What this task involves :: Reproduce the data that follows in its entirety, character for character.

Recorded information ::
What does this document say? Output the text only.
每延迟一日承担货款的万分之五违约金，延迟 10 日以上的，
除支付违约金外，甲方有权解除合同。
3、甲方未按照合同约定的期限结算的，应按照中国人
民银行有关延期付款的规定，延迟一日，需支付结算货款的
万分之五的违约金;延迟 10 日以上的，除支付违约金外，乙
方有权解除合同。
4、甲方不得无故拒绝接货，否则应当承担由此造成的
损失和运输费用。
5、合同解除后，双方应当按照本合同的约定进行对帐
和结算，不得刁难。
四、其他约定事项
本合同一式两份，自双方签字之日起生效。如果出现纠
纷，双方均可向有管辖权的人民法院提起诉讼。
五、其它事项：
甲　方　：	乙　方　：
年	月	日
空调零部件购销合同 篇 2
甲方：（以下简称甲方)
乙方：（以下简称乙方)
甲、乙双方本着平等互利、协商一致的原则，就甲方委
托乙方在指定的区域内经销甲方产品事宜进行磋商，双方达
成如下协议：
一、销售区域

Full solution ::
What does this document say? Output the text only.
每延迟一日承担货款的万分之五违约金，延迟 10 日以上的，
除支付违约金外，甲方有权解除合同。
3、甲方未按照合同约定的期限结算的，应按照中国人
民银行有关延期付款的规定，延迟一日，需支付结算货款的
万分之五的违约金;延迟 10 日以上的，除支付违约金外，乙
方有权解除合同。
4、甲方不得无故拒绝接货，否则应当承担由此造成的
损失和运输费用。
5、合同解除后，双方应当按照本合同的约定进行对帐
和结算，不得刁难。
四、其他约定事项
本合同一式两份，自双方签字之日起生效。如果出现纠
纷，双方均可向有管辖权的人民法院提起诉讼。
五、其它事项：
甲　方　：	乙　方　：
年	月	日
空调零部件购销合同 篇 2
甲方：（以下简称甲方)
乙方：（以下简称乙方)
甲、乙双方本着平等互利、协商一致的原则，就甲方委
托乙方在指定的区域内经销甲方产品事宜进行磋商，双方达
成如下协议：
一、销售区域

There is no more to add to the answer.